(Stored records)
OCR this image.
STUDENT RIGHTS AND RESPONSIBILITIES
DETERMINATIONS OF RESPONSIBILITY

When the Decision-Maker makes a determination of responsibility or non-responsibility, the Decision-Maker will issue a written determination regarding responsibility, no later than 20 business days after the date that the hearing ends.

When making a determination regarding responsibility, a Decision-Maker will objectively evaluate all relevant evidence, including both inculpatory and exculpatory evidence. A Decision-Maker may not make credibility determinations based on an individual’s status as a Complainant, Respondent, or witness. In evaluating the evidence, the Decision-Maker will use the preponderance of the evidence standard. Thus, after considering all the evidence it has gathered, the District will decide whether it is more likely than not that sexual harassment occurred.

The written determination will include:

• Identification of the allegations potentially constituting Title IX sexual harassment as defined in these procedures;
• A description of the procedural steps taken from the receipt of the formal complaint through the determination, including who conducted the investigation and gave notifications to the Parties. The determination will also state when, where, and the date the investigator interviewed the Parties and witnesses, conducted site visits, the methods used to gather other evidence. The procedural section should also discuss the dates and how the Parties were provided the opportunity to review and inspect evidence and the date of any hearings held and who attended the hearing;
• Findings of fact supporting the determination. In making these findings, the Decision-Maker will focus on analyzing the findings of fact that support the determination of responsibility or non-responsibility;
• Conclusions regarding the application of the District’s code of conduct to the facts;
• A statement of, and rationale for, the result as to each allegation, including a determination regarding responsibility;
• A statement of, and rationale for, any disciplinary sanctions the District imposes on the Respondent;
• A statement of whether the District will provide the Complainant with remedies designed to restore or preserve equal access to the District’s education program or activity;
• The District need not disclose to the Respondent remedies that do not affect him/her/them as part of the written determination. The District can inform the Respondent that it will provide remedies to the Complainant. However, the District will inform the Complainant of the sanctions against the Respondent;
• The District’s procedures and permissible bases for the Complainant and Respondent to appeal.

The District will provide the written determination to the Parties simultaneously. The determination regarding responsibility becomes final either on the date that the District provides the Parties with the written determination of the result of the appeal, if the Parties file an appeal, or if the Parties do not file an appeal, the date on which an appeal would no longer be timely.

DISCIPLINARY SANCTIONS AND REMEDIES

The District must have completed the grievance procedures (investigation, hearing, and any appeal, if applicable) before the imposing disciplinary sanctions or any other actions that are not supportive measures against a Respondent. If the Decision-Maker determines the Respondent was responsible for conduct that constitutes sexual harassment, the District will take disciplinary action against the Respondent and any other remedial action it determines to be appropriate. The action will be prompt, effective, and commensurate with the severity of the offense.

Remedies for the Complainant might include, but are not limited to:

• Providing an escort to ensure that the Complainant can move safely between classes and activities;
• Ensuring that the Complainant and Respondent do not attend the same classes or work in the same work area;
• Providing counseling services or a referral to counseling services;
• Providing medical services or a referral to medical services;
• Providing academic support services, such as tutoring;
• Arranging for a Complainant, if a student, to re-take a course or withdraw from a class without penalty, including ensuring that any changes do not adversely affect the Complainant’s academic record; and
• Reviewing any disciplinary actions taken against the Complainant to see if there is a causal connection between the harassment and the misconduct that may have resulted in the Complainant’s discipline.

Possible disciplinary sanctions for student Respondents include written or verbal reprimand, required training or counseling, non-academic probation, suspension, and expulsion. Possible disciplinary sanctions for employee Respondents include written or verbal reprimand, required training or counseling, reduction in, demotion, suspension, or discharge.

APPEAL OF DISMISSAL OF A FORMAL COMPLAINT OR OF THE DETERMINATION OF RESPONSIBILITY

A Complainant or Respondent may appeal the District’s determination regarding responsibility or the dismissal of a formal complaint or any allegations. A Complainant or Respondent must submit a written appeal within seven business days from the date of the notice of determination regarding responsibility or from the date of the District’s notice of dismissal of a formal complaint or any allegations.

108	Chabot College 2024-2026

■ TO DO ■
Where a line in the material contains "classes", copy that line.

■ OUTPUT FOR THIS TASK ■
• Providing an escort to ensure that the Complainant can move safely between classes and activities;
• Ensuring that the Complainant and Respondent do not attend the same classes or work in the same work area;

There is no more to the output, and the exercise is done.